Work instructions> Wherever the word "nabídky" shows up in a line, please copy that line.

Material provided>
-- Start --
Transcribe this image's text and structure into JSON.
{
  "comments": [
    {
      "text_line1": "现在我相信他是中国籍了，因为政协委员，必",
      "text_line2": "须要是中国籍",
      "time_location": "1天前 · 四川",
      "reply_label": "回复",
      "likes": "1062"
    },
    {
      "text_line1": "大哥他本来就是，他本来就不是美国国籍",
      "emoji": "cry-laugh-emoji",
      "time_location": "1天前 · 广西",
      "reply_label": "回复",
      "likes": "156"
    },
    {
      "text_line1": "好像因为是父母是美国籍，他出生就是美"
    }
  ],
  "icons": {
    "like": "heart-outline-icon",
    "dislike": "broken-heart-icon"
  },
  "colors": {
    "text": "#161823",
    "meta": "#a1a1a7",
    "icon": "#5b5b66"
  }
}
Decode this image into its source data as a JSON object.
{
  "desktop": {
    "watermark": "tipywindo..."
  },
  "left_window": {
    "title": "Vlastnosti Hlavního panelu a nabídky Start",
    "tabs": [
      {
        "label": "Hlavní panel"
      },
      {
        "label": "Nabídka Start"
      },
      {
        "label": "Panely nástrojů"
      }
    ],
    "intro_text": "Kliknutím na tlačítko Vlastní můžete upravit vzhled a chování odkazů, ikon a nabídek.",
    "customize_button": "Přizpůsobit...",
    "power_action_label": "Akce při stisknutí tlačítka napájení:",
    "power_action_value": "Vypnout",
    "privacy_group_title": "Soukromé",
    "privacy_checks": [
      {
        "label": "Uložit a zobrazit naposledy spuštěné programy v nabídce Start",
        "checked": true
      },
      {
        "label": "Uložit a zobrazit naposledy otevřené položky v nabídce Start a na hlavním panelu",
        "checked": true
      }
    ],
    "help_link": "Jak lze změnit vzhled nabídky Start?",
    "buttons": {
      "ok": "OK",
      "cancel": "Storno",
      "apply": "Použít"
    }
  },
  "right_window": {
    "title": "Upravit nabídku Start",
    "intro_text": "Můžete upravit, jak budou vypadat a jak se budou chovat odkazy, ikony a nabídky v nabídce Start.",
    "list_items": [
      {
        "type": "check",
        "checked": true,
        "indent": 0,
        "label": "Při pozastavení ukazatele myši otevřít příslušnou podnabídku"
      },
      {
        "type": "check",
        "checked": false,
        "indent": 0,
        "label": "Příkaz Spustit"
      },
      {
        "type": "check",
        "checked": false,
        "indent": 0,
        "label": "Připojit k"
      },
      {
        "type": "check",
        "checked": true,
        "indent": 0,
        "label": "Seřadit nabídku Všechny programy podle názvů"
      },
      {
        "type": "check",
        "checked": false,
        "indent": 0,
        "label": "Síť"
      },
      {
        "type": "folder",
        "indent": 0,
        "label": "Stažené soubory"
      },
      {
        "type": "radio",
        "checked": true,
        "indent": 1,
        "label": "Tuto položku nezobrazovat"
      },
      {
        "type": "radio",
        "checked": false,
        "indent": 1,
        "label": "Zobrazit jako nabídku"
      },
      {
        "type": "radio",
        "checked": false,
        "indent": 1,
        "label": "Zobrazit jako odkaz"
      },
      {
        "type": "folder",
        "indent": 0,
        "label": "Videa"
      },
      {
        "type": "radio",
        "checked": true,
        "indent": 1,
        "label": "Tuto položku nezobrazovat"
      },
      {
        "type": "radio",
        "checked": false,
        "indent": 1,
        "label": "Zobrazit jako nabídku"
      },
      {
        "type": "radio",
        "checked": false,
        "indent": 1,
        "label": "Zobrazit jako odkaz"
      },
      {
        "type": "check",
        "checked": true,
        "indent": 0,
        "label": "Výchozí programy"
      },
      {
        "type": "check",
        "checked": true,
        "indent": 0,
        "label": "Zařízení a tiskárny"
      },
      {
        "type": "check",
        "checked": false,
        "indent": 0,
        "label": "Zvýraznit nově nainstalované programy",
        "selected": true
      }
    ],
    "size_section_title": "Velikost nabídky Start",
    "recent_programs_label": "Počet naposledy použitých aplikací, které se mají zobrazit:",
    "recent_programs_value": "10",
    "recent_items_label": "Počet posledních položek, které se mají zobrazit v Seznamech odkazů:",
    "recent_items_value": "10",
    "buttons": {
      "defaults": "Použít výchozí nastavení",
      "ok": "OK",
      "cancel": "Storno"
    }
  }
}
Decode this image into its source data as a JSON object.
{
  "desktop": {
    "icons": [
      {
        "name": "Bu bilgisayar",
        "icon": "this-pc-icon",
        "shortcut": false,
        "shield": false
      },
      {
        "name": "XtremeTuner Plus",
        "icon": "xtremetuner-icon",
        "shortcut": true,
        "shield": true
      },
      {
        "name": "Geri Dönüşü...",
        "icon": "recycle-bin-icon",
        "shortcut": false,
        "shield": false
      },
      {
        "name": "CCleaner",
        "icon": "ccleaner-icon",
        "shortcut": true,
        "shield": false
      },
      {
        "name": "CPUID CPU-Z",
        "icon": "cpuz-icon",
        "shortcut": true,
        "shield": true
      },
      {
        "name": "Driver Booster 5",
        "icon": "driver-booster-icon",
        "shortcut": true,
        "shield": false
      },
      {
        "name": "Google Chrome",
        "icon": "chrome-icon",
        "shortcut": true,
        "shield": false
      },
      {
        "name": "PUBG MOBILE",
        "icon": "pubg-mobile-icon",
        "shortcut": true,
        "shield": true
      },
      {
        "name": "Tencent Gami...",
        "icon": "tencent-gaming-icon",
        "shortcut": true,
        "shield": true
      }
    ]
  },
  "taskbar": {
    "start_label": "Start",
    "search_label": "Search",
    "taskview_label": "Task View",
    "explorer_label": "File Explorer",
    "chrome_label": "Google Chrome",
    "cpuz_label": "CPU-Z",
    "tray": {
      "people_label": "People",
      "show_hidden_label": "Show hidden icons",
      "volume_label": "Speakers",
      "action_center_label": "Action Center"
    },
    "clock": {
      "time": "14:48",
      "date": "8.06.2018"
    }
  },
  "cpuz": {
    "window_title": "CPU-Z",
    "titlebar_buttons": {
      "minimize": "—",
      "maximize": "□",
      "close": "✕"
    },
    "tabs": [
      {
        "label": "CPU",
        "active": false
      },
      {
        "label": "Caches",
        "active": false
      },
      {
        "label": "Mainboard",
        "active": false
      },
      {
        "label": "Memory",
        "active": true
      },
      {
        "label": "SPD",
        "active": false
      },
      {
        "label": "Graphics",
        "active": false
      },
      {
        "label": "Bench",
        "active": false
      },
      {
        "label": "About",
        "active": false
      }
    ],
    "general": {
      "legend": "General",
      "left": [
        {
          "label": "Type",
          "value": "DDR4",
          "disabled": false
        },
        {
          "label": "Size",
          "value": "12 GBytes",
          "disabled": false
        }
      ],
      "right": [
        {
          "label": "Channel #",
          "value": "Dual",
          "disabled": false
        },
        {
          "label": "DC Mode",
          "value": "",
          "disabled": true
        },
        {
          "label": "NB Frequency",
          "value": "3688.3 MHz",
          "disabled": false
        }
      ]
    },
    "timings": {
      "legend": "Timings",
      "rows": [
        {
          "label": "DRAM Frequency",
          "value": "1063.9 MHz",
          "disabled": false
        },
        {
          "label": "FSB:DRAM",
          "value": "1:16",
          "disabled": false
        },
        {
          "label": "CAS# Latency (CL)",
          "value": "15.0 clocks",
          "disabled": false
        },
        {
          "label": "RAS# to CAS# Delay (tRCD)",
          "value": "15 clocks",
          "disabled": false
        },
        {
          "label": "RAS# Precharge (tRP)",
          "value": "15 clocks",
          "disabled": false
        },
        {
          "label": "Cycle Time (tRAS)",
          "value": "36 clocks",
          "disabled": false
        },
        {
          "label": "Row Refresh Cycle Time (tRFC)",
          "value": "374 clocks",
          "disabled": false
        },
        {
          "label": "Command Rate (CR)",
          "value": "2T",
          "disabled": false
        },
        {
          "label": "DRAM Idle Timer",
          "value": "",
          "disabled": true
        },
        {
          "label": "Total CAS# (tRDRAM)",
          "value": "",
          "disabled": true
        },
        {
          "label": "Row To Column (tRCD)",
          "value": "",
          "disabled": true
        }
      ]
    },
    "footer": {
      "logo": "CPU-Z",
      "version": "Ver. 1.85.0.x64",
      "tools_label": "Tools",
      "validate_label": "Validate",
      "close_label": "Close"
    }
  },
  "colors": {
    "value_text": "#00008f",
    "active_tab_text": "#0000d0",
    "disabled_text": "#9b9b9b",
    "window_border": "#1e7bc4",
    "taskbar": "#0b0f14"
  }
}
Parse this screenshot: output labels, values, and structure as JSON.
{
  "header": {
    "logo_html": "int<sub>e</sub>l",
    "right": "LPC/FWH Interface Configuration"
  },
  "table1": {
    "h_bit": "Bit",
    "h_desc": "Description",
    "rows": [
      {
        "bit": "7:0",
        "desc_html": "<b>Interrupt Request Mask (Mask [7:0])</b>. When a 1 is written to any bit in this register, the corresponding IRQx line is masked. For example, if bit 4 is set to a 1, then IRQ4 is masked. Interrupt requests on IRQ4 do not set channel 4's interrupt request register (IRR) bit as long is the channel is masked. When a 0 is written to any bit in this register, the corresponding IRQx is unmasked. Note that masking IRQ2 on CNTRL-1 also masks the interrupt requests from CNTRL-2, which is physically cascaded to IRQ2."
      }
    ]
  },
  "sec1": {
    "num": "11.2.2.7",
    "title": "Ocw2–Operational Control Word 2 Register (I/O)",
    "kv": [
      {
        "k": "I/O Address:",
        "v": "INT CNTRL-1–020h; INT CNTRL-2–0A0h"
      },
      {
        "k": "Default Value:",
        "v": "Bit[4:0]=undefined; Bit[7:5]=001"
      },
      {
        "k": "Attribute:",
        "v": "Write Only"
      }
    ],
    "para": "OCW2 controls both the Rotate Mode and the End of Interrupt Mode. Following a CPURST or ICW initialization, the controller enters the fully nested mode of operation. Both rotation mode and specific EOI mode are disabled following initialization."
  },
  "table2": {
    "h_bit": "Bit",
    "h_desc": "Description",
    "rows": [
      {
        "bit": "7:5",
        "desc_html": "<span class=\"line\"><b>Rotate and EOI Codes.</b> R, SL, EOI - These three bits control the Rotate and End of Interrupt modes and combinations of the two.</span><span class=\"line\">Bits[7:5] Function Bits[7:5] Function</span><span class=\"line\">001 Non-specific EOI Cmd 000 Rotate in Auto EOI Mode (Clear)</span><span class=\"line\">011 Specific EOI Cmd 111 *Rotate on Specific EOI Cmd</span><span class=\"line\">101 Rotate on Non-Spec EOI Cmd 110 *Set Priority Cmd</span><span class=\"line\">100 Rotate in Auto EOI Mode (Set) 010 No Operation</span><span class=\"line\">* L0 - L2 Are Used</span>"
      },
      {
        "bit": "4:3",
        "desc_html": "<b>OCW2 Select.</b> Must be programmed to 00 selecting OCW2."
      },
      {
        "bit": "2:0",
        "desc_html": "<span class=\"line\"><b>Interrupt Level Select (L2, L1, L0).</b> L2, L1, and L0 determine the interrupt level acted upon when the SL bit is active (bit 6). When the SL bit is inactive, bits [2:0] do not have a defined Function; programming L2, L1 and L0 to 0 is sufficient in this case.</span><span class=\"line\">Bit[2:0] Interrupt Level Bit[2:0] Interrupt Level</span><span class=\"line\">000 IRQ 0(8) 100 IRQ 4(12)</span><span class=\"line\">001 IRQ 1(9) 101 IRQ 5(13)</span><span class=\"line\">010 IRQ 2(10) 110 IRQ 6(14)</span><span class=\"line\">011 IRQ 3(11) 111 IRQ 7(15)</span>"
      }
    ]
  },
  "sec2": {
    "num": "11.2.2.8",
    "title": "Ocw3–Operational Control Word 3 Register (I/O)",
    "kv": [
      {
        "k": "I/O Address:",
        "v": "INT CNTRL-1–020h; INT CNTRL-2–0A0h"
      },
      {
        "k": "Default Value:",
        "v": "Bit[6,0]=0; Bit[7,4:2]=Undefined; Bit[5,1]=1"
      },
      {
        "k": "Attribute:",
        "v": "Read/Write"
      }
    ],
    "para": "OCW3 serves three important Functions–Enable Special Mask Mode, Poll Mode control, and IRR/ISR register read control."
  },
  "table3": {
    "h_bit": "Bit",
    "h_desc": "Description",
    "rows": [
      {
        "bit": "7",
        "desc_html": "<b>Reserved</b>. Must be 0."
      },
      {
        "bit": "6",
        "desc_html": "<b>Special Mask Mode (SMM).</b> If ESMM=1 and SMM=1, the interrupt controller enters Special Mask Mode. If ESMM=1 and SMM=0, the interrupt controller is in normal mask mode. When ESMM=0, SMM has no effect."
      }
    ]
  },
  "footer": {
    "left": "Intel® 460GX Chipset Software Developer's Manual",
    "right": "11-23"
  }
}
-- End --
Final result>
    "title": "Vlastnosti Hlavního panelu a nabídky Start",
    "help_link": "Jak lze změnit vzhled nabídky Start?",
    "intro_text": "Můžete upravit, jak budou vypadat a jak se budou chovat odkazy, ikony a nabídky v nabídce Start.",
    "size_section_title": "Velikost nabídky Start",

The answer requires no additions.